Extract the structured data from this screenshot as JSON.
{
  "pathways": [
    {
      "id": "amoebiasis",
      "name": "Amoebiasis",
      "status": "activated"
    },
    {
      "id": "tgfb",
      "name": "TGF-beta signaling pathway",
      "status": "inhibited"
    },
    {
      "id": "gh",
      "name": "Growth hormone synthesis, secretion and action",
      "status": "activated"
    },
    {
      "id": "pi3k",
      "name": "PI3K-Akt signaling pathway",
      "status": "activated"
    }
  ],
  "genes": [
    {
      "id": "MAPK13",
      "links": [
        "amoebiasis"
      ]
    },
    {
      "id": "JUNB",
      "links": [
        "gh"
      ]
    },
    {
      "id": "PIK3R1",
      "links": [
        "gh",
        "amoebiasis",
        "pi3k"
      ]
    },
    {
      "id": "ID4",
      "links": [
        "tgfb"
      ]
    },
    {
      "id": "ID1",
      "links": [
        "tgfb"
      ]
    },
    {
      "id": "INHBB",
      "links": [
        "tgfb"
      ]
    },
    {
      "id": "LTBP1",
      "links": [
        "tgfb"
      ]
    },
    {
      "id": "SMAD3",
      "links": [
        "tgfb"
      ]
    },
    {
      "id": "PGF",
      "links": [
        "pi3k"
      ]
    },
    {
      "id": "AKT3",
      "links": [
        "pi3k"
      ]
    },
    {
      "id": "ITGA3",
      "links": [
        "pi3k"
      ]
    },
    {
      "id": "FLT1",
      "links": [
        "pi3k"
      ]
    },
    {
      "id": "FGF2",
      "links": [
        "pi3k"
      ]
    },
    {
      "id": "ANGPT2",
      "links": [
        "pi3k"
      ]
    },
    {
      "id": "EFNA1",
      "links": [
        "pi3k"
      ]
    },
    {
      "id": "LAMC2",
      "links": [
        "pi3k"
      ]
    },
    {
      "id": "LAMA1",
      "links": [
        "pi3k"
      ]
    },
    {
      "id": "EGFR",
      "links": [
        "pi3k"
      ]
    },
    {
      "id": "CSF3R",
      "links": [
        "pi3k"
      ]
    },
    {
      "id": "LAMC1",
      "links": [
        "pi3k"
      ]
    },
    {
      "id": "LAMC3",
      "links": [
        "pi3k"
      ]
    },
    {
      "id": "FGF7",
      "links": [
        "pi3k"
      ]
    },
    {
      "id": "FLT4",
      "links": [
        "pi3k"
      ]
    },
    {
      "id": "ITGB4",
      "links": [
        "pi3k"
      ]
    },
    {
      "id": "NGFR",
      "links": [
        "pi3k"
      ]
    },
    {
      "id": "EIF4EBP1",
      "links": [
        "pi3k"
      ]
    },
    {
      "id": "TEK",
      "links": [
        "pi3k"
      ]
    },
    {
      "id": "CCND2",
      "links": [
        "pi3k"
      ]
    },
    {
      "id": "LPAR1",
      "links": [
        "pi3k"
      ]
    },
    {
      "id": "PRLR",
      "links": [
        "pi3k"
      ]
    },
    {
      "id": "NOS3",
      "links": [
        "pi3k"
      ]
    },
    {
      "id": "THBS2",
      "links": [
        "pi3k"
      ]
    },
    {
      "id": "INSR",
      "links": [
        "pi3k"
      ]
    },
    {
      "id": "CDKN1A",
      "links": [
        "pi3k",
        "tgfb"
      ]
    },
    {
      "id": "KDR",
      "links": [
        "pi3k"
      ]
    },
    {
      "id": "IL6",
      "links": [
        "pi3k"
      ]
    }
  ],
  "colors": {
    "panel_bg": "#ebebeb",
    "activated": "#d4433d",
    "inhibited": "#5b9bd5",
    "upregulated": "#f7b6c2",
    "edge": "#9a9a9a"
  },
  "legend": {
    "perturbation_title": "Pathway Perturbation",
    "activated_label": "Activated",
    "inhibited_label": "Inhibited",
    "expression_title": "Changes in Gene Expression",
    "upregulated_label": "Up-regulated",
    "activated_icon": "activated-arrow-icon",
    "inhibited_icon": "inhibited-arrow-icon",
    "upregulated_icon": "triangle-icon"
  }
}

* _PROBLEM STATEMENT_: Show all of the lines above in which "name" is present.

* _FINAL ANSWER_:
      "name": "Amoebiasis",
      "name": "TGF-beta signaling pathway",
      "name": "Growth hormone synthesis, secretion and action",
      "name": "PI3K-Akt signaling pathway",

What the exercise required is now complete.